**Data records:**
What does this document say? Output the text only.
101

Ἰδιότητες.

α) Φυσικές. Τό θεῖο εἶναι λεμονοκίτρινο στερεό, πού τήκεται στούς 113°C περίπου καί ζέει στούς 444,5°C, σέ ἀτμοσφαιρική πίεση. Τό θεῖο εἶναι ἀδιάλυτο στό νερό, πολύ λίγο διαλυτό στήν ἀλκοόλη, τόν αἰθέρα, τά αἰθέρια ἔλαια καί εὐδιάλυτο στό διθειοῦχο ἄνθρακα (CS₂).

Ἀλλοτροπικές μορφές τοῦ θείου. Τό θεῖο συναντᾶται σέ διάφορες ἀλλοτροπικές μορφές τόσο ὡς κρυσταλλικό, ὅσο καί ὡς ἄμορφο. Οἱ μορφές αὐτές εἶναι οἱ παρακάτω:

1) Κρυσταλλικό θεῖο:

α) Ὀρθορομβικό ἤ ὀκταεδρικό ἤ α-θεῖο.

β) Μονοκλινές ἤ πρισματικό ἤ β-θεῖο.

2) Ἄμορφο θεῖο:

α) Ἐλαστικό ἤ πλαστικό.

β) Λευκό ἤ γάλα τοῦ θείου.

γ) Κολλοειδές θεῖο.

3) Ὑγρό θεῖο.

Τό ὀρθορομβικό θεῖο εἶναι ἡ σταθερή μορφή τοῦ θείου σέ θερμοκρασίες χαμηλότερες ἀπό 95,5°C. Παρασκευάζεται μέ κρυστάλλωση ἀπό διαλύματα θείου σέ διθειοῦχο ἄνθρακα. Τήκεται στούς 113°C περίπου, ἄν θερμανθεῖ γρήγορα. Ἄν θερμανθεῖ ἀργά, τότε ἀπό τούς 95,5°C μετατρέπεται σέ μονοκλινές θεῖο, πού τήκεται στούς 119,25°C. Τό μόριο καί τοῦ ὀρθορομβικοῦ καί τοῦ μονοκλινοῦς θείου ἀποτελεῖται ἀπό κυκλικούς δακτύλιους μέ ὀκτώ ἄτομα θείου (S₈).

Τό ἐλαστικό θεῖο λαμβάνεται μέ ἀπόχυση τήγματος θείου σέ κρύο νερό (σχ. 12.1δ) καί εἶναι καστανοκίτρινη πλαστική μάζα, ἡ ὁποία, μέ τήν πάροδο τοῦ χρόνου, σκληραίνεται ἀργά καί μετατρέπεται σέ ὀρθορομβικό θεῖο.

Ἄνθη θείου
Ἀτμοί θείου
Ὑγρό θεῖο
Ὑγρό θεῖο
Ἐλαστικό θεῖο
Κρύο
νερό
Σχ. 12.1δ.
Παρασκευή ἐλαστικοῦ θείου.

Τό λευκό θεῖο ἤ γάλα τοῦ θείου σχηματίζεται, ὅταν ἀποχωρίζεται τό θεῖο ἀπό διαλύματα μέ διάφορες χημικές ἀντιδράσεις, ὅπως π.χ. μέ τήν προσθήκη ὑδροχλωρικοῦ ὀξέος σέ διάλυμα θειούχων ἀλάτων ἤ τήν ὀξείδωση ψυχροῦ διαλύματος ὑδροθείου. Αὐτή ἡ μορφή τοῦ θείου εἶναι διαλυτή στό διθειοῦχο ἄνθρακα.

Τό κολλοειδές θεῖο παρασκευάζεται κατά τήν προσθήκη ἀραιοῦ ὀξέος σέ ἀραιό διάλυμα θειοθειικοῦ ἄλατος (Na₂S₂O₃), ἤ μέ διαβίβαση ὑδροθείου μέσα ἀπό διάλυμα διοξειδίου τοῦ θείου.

**Do this:** The records above are to be copied in full, exactly as written.

**Written response:**
What does this document say? Output the text only.
101

Ἰδιότητες.

α) Φυσικές. Τό θεῖο εἶναι λεμονοκίτρινο στερεό, πού τήκεται στούς 113°C περίπου καί ζέει στούς 444,5°C, σέ ἀτμοσφαιρική πίεση. Τό θεῖο εἶναι ἀδιάλυτο στό νερό, πολύ λίγο διαλυτό στήν ἀλκοόλη, τόν αἰθέρα, τά αἰθέρια ἔλαια καί εὐδιάλυτο στό διθειοῦχο ἄνθρακα (CS₂).

Ἀλλοτροπικές μορφές τοῦ θείου. Τό θεῖο συναντᾶται σέ διάφορες ἀλλοτροπικές μορφές τόσο ὡς κρυσταλλικό, ὅσο καί ὡς ἄμορφο. Οἱ μορφές αὐτές εἶναι οἱ παρακάτω:

1) Κρυσταλλικό θεῖο:

α) Ὀρθορομβικό ἤ ὀκταεδρικό ἤ α-θεῖο.

β) Μονοκλινές ἤ πρισματικό ἤ β-θεῖο.

2) Ἄμορφο θεῖο:

α) Ἐλαστικό ἤ πλαστικό.

β) Λευκό ἤ γάλα τοῦ θείου.

γ) Κολλοειδές θεῖο.

3) Ὑγρό θεῖο.

Τό ὀρθορομβικό θεῖο εἶναι ἡ σταθερή μορφή τοῦ θείου σέ θερμοκρασίες χαμηλότερες ἀπό 95,5°C. Παρασκευάζεται μέ κρυστάλλωση ἀπό διαλύματα θείου σέ διθειοῦχο ἄνθρακα. Τήκεται στούς 113°C περίπου, ἄν θερμανθεῖ γρήγορα. Ἄν θερμανθεῖ ἀργά, τότε ἀπό τούς 95,5°C μετατρέπεται σέ μονοκλινές θεῖο, πού τήκεται στούς 119,25°C. Τό μόριο καί τοῦ ὀρθορομβικοῦ καί τοῦ μονοκλινοῦς θείου ἀποτελεῖται ἀπό κυκλικούς δακτύλιους μέ ὀκτώ ἄτομα θείου (S₈).

Τό ἐλαστικό θεῖο λαμβάνεται μέ ἀπόχυση τήγματος θείου σέ κρύο νερό (σχ. 12.1δ) καί εἶναι καστανοκίτρινη πλαστική μάζα, ἡ ὁποία, μέ τήν πάροδο τοῦ χρόνου, σκληραίνεται ἀργά καί μετατρέπεται σέ ὀρθορομβικό θεῖο.

Ἄνθη θείου
Ἀτμοί θείου
Ὑγρό θεῖο
Ὑγρό θεῖο
Ἐλαστικό θεῖο
Κρύο
νερό
Σχ. 12.1δ.
Παρασκευή ἐλαστικοῦ θείου.

Τό λευκό θεῖο ἤ γάλα τοῦ θείου σχηματίζεται, ὅταν ἀποχωρίζεται τό θεῖο ἀπό διαλύματα μέ διάφορες χημικές ἀντιδράσεις, ὅπως π.χ. μέ τήν προσθήκη ὑδροχλωρικοῦ ὀξέος σέ διάλυμα θειούχων ἀλάτων ἤ τήν ὀξείδωση ψυχροῦ διαλύματος ὑδροθείου. Αὐτή ἡ μορφή τοῦ θείου εἶναι διαλυτή στό διθειοῦχο ἄνθρακα.

Τό κολλοειδές θεῖο παρασκευάζεται κατά τήν προσθήκη ἀραιοῦ ὀξέος σέ ἀραιό διάλυμα θειοθειικοῦ ἄλατος (Na₂S₂O₃), ἤ μέ διαβίβαση ὑδροθείου μέσα ἀπό διάλυμα διοξειδίου τοῦ θείου.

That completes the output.